- SHORT EXERCISE: Repeat the lines beginning at the one with "Read out every word on this page." and running to the end of the material, keeping the first and last of them, exactly as they appear.

- LISTED RECORDS:

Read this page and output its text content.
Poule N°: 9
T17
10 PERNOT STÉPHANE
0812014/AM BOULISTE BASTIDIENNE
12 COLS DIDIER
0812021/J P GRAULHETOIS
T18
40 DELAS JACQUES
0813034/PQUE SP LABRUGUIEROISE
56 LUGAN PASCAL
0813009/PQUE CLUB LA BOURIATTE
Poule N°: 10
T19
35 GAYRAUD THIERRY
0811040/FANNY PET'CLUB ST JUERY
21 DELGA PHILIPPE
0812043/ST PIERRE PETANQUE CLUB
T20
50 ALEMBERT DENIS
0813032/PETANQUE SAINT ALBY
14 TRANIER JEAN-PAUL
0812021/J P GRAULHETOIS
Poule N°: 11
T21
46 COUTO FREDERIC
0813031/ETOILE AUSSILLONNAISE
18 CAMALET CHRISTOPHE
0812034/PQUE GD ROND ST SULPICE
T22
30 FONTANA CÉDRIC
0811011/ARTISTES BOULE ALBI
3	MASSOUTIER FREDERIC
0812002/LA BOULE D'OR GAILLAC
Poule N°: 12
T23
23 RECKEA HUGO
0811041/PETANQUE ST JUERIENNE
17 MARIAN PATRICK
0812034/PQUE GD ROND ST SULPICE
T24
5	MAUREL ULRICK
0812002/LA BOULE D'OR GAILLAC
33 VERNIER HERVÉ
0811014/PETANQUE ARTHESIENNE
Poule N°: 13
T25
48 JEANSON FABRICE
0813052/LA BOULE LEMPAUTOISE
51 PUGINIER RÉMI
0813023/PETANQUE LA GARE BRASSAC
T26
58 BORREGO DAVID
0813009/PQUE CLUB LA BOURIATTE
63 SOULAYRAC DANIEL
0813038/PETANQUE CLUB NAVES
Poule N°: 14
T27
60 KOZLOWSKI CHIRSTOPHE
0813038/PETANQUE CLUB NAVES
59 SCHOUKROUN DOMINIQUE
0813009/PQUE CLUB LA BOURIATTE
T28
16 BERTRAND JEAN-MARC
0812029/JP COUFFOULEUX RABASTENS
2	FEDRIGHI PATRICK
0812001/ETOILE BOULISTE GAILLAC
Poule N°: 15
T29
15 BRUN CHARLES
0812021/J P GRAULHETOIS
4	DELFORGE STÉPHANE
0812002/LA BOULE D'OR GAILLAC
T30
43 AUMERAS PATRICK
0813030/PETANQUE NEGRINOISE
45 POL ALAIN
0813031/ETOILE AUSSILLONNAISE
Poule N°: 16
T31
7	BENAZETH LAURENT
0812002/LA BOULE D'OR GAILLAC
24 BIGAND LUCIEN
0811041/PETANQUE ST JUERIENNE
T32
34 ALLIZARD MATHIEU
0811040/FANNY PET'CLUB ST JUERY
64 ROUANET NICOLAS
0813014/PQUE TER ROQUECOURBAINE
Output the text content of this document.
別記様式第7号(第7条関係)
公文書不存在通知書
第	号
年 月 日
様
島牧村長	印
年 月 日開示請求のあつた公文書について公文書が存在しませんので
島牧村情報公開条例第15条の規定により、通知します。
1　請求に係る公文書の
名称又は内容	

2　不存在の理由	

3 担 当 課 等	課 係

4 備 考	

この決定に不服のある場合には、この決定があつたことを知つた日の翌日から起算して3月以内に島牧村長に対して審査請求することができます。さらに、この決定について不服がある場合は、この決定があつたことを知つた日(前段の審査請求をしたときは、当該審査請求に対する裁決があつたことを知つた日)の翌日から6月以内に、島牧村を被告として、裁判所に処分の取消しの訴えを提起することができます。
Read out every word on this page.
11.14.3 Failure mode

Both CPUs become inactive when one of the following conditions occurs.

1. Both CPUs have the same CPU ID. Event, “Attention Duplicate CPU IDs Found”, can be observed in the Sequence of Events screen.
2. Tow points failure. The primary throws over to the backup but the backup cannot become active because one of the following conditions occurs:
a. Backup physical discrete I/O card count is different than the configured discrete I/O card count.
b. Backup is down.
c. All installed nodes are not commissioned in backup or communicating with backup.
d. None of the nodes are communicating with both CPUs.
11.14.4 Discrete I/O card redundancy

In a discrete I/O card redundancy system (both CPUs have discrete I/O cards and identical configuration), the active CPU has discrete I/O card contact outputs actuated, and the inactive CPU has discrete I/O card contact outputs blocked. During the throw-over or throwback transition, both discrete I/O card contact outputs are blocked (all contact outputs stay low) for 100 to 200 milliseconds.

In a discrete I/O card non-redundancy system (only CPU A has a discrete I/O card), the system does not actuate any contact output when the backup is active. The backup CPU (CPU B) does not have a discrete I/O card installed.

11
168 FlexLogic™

- IN RESPONSE:
Read out every word on this page.
11.14.3 Failure mode

Both CPUs become inactive when one of the following conditions occurs.

1. Both CPUs have the same CPU ID. Event, “Attention Duplicate CPU IDs Found”, can be observed in the Sequence of Events screen.
2. Tow points failure. The primary throws over to the backup but the backup cannot become active because one of the following conditions occurs:
a. Backup physical discrete I/O card count is different than the configured discrete I/O card count.
b. Backup is down.
c. All installed nodes are not commissioned in backup or communicating with backup.
d. None of the nodes are communicating with both CPUs.
11.14.4 Discrete I/O card redundancy

In a discrete I/O card redundancy system (both CPUs have discrete I/O cards and identical configuration), the active CPU has discrete I/O card contact outputs actuated, and the inactive CPU has discrete I/O card contact outputs blocked. During the throw-over or throwback transition, both discrete I/O card contact outputs are blocked (all contact outputs stay low) for 100 to 200 milliseconds.

In a discrete I/O card non-redundancy system (only CPU A has a discrete I/O card), the system does not actuate any contact output when the backup is active. The backup CPU (CPU B) does not have a discrete I/O card installed.

11
168 FlexLogic™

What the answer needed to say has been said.